— start Material for the task —

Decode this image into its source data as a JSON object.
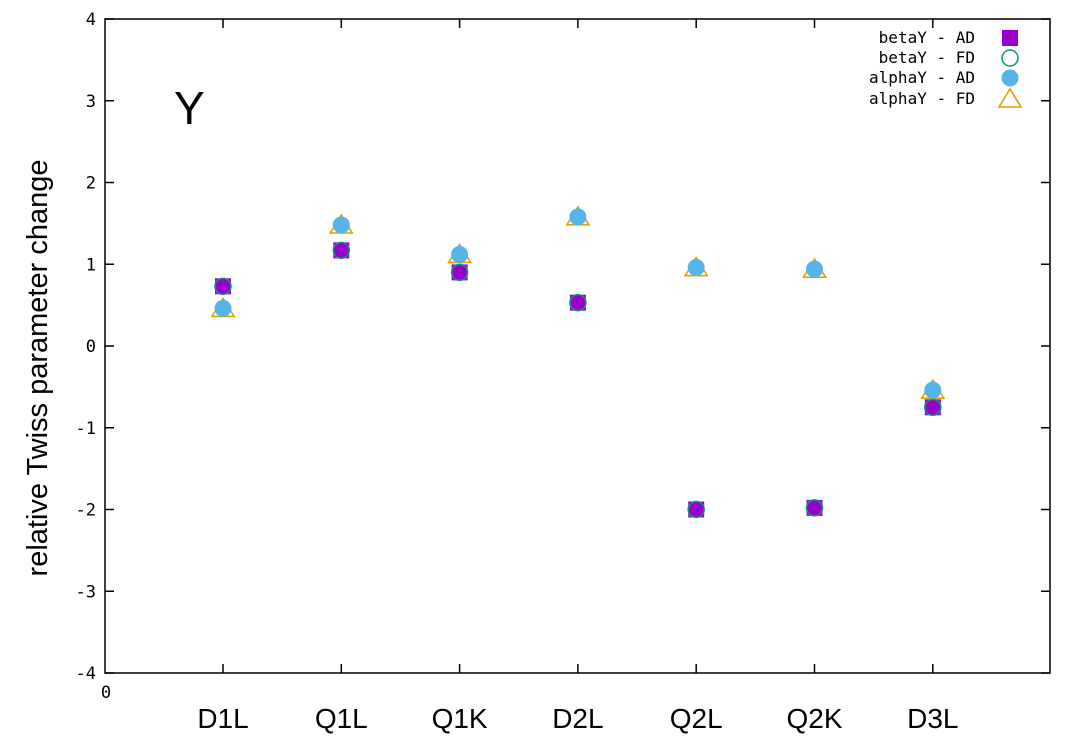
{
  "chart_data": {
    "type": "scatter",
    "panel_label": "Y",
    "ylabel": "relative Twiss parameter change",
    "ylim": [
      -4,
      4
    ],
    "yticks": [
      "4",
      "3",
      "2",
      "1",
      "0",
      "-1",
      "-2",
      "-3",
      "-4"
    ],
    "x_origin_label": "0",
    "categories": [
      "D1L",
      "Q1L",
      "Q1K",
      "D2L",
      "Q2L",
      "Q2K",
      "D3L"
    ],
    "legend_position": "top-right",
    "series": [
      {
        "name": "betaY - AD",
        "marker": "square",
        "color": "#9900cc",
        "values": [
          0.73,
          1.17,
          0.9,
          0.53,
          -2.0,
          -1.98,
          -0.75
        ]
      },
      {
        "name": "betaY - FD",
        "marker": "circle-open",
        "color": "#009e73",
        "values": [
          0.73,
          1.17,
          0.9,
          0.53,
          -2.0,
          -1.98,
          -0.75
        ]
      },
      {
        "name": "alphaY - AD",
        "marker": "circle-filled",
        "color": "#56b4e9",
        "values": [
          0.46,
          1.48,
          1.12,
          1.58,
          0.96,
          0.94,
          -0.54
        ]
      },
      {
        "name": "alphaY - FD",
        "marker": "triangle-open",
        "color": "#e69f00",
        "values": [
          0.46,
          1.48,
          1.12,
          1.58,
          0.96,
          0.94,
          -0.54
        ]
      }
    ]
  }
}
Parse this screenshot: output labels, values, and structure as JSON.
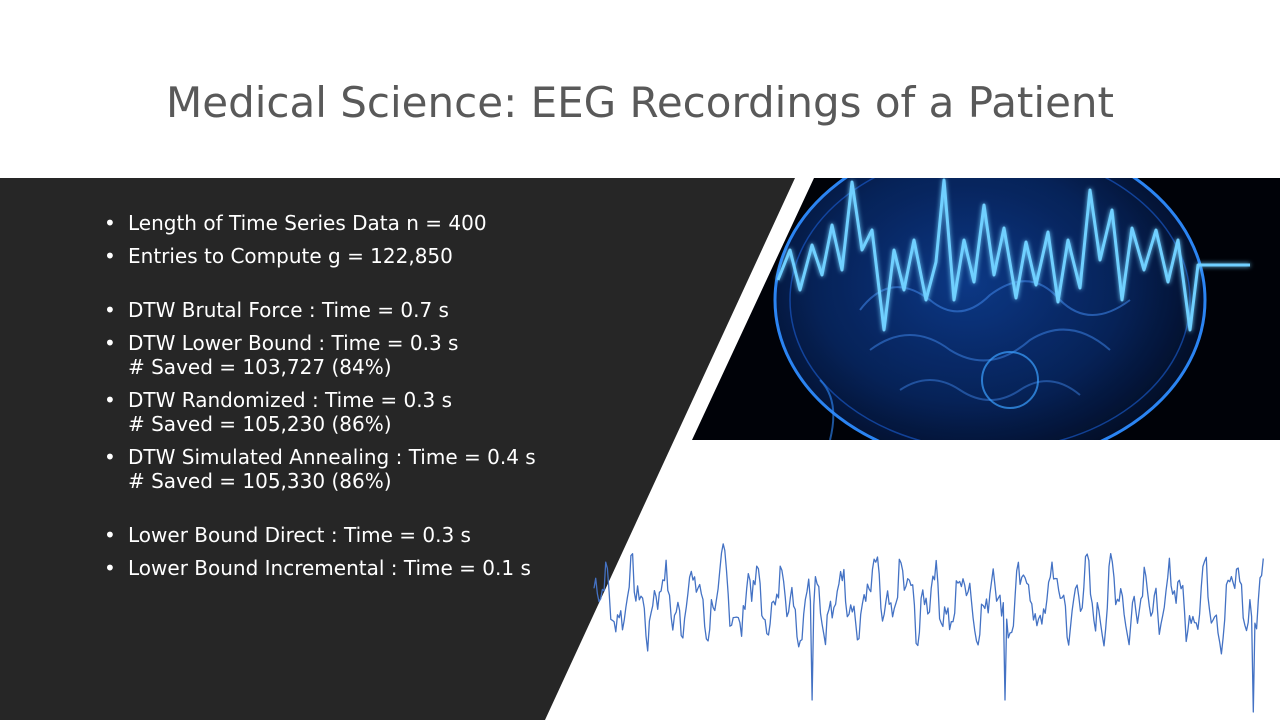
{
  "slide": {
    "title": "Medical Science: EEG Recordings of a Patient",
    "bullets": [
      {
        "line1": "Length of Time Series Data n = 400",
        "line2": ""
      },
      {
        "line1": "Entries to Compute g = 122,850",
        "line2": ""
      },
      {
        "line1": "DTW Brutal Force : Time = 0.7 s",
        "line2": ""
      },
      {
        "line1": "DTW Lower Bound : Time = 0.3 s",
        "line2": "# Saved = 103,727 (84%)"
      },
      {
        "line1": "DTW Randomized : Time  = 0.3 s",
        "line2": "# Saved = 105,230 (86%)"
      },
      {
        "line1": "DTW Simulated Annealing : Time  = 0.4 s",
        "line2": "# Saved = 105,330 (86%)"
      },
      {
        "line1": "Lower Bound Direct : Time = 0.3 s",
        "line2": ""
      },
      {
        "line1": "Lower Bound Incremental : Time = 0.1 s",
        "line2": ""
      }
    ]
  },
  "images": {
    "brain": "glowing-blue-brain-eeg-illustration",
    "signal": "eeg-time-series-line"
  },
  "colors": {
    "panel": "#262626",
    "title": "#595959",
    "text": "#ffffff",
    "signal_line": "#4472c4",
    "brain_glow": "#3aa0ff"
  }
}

— end Material for the task —

**Task directions**: Return the full material word for word. Do not include the pictures.

**Problem solution**:
Decode this image into its source data as a JSON object.
{
  "chart_data": {
    "type": "scatter",
    "panel_label": "Y",
    "ylabel": "relative Twiss parameter change",
    "ylim": [
      -4,
      4
    ],
    "yticks": [
      "4",
      "3",
      "2",
      "1",
      "0",
      "-1",
      "-2",
      "-3",
      "-4"
    ],
    "x_origin_label": "0",
    "categories": [
      "D1L",
      "Q1L",
      "Q1K",
      "D2L",
      "Q2L",
      "Q2K",
      "D3L"
    ],
    "legend_position": "top-right",
    "series": [
      {
        "name": "betaY - AD",
        "marker": "square",
        "color": "#9900cc",
        "values": [
          0.73,
          1.17,
          0.9,
          0.53,
          -2.0,
          -1.98,
          -0.75
        ]
      },
      {
        "name": "betaY - FD",
        "marker": "circle-open",
        "color": "#009e73",
        "values": [
          0.73,
          1.17,
          0.9,
          0.53,
          -2.0,
          -1.98,
          -0.75
        ]
      },
      {
        "name": "alphaY - AD",
        "marker": "circle-filled",
        "color": "#56b4e9",
        "values": [
          0.46,
          1.48,
          1.12,
          1.58,
          0.96,
          0.94,
          -0.54
        ]
      },
      {
        "name": "alphaY - FD",
        "marker": "triangle-open",
        "color": "#e69f00",
        "values": [
          0.46,
          1.48,
          1.12,
          1.58,
          0.96,
          0.94,
          -0.54
        ]
      }
    ]
  }
}
Parse this screenshot: output labels, values, and structure as JSON.
{
  "slide": {
    "title": "Medical Science: EEG Recordings of a Patient",
    "bullets": [
      {
        "line1": "Length of Time Series Data n = 400",
        "line2": ""
      },
      {
        "line1": "Entries to Compute g = 122,850",
        "line2": ""
      },
      {
        "line1": "DTW Brutal Force : Time = 0.7 s",
        "line2": ""
      },
      {
        "line1": "DTW Lower Bound : Time = 0.3 s",
        "line2": "# Saved = 103,727 (84%)"
      },
      {
        "line1": "DTW Randomized : Time  = 0.3 s",
        "line2": "# Saved = 105,230 (86%)"
      },
      {
        "line1": "DTW Simulated Annealing : Time  = 0.4 s",
        "line2": "# Saved = 105,330 (86%)"
      },
      {
        "line1": "Lower Bound Direct : Time = 0.3 s",
        "line2": ""
      },
      {
        "line1": "Lower Bound Incremental : Time = 0.1 s",
        "line2": ""
      }
    ]
  },
  "images": {
    "brain": "glowing-blue-brain-eeg-illustration",
    "signal": "eeg-time-series-line"
  },
  "colors": {
    "panel": "#262626",
    "title": "#595959",
    "text": "#ffffff",
    "signal_line": "#4472c4",
    "brain_glow": "#3aa0ff"
  }
}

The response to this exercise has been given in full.